• **Short task**
Below is a block of records; reproduce all of them exactly and leave out any pictures.

┌─ Dataset content

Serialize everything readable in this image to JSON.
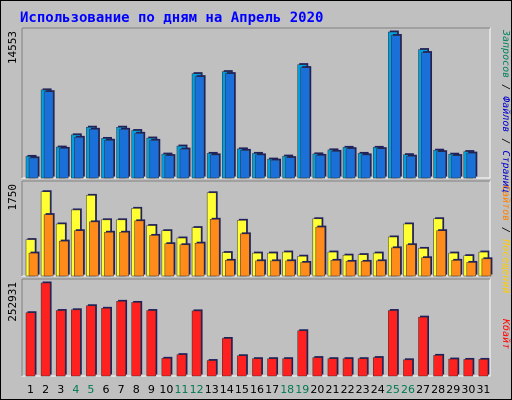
{
  "chart_data": {
    "type": "bar",
    "title": "Использование по дням на Апрель 2020",
    "categories": [
      "1",
      "2",
      "3",
      "4",
      "5",
      "6",
      "7",
      "8",
      "9",
      "10",
      "11",
      "12",
      "13",
      "14",
      "15",
      "16",
      "17",
      "18",
      "19",
      "20",
      "21",
      "22",
      "23",
      "24",
      "25",
      "26",
      "27",
      "28",
      "29",
      "30",
      "31"
    ],
    "weekend_days": [
      "4",
      "5",
      "11",
      "12",
      "18",
      "19",
      "25",
      "26"
    ],
    "panels": [
      {
        "id": "requests",
        "axis_label": "14553",
        "ylim": [
          0,
          14553
        ],
        "right_labels": [
          {
            "text": "Запросов",
            "color": "#00805c"
          },
          {
            "text": " / ",
            "color": "#000000"
          },
          {
            "text": "Файлов",
            "color": "#0000cc"
          },
          {
            "text": " / ",
            "color": "#000000"
          },
          {
            "text": "Страниц",
            "color": "#0000cc"
          }
        ],
        "series": [
          {
            "color": "#00a0e0",
            "values": [
              2150,
              8780,
              3080,
              4300,
              5060,
              3940,
              5060,
              4730,
              3980,
              2380,
              3180,
              10400,
              2450,
              10600,
              2900,
              2450,
              1880,
              2180,
              11300,
              2400,
              2800,
              3050,
              2450,
              3050,
              14553,
              2320,
              12800,
              2770,
              2370,
              2630,
              0
            ]
          },
          {
            "color": "#1b6fd8",
            "values": [
              2000,
              8600,
              2950,
              4050,
              4850,
              3760,
              4850,
              4450,
              3750,
              2230,
              2880,
              10100,
              2300,
              10400,
              2750,
              2300,
              1780,
              2030,
              11000,
              2250,
              2650,
              2920,
              2300,
              2920,
              14200,
              2170,
              12500,
              2620,
              2230,
              2480,
              0
            ]
          }
        ]
      },
      {
        "id": "visits",
        "axis_label": "1750",
        "ylim": [
          0,
          1750
        ],
        "right_labels": [
          {
            "text": "Сайтов",
            "color": "#ff8000"
          },
          {
            "text": " / ",
            "color": "#000000"
          },
          {
            "text": "Посещений",
            "color": "#ffcc00"
          }
        ],
        "series": [
          {
            "color": "#ffff33",
            "values": [
              700,
              1620,
              1000,
              1270,
              1550,
              1080,
              1080,
              1300,
              970,
              870,
              730,
              930,
              1600,
              450,
              1070,
              440,
              440,
              460,
              380,
              1100,
              460,
              400,
              410,
              440,
              750,
              1000,
              530,
              1100,
              440,
              390,
              460
            ]
          },
          {
            "color": "#ff8c1a",
            "values": [
              440,
              1180,
              670,
              870,
              1040,
              840,
              840,
              1060,
              780,
              620,
              600,
              630,
              1090,
              300,
              810,
              290,
              290,
              290,
              260,
              940,
              300,
              280,
              280,
              290,
              540,
              600,
              350,
              870,
              300,
              260,
              330
            ]
          }
        ]
      },
      {
        "id": "traffic",
        "axis_label": "252931",
        "ylim": [
          0,
          252931
        ],
        "right_labels": [
          {
            "text": "Кбайт",
            "color": "#ff0000"
          }
        ],
        "series": [
          {
            "color": "#ff2020",
            "values": [
              172000,
              252931,
              178000,
              180000,
              191000,
              184000,
              203000,
              200000,
              178000,
              48000,
              58000,
              177000,
              42000,
              102000,
              55000,
              47000,
              47000,
              47000,
              123000,
              50000,
              47000,
              47000,
              47000,
              50000,
              178000,
              44000,
              160000,
              56000,
              46000,
              45000,
              45000
            ]
          }
        ]
      }
    ]
  }
}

└─

• **Final result**
Serialize everything readable in this image to JSON.
{
  "chart_data": {
    "type": "bar",
    "title": "Использование по дням на Апрель 2020",
    "categories": [
      "1",
      "2",
      "3",
      "4",
      "5",
      "6",
      "7",
      "8",
      "9",
      "10",
      "11",
      "12",
      "13",
      "14",
      "15",
      "16",
      "17",
      "18",
      "19",
      "20",
      "21",
      "22",
      "23",
      "24",
      "25",
      "26",
      "27",
      "28",
      "29",
      "30",
      "31"
    ],
    "weekend_days": [
      "4",
      "5",
      "11",
      "12",
      "18",
      "19",
      "25",
      "26"
    ],
    "panels": [
      {
        "id": "requests",
        "axis_label": "14553",
        "ylim": [
          0,
          14553
        ],
        "right_labels": [
          {
            "text": "Запросов",
            "color": "#00805c"
          },
          {
            "text": " / ",
            "color": "#000000"
          },
          {
            "text": "Файлов",
            "color": "#0000cc"
          },
          {
            "text": " / ",
            "color": "#000000"
          },
          {
            "text": "Страниц",
            "color": "#0000cc"
          }
        ],
        "series": [
          {
            "color": "#00a0e0",
            "values": [
              2150,
              8780,
              3080,
              4300,
              5060,
              3940,
              5060,
              4730,
              3980,
              2380,
              3180,
              10400,
              2450,
              10600,
              2900,
              2450,
              1880,
              2180,
              11300,
              2400,
              2800,
              3050,
              2450,
              3050,
              14553,
              2320,
              12800,
              2770,
              2370,
              2630,
              0
            ]
          },
          {
            "color": "#1b6fd8",
            "values": [
              2000,
              8600,
              2950,
              4050,
              4850,
              3760,
              4850,
              4450,
              3750,
              2230,
              2880,
              10100,
              2300,
              10400,
              2750,
              2300,
              1780,
              2030,
              11000,
              2250,
              2650,
              2920,
              2300,
              2920,
              14200,
              2170,
              12500,
              2620,
              2230,
              2480,
              0
            ]
          }
        ]
      },
      {
        "id": "visits",
        "axis_label": "1750",
        "ylim": [
          0,
          1750
        ],
        "right_labels": [
          {
            "text": "Сайтов",
            "color": "#ff8000"
          },
          {
            "text": " / ",
            "color": "#000000"
          },
          {
            "text": "Посещений",
            "color": "#ffcc00"
          }
        ],
        "series": [
          {
            "color": "#ffff33",
            "values": [
              700,
              1620,
              1000,
              1270,
              1550,
              1080,
              1080,
              1300,
              970,
              870,
              730,
              930,
              1600,
              450,
              1070,
              440,
              440,
              460,
              380,
              1100,
              460,
              400,
              410,
              440,
              750,
              1000,
              530,
              1100,
              440,
              390,
              460
            ]
          },
          {
            "color": "#ff8c1a",
            "values": [
              440,
              1180,
              670,
              870,
              1040,
              840,
              840,
              1060,
              780,
              620,
              600,
              630,
              1090,
              300,
              810,
              290,
              290,
              290,
              260,
              940,
              300,
              280,
              280,
              290,
              540,
              600,
              350,
              870,
              300,
              260,
              330
            ]
          }
        ]
      },
      {
        "id": "traffic",
        "axis_label": "252931",
        "ylim": [
          0,
          252931
        ],
        "right_labels": [
          {
            "text": "Кбайт",
            "color": "#ff0000"
          }
        ],
        "series": [
          {
            "color": "#ff2020",
            "values": [
              172000,
              252931,
              178000,
              180000,
              191000,
              184000,
              203000,
              200000,
              178000,
              48000,
              58000,
              177000,
              42000,
              102000,
              55000,
              47000,
              47000,
              47000,
              123000,
              50000,
              47000,
              47000,
              47000,
              50000,
              178000,
              44000,
              160000,
              56000,
              46000,
              45000,
              45000
            ]
          }
        ]
      }
    ]
  }
}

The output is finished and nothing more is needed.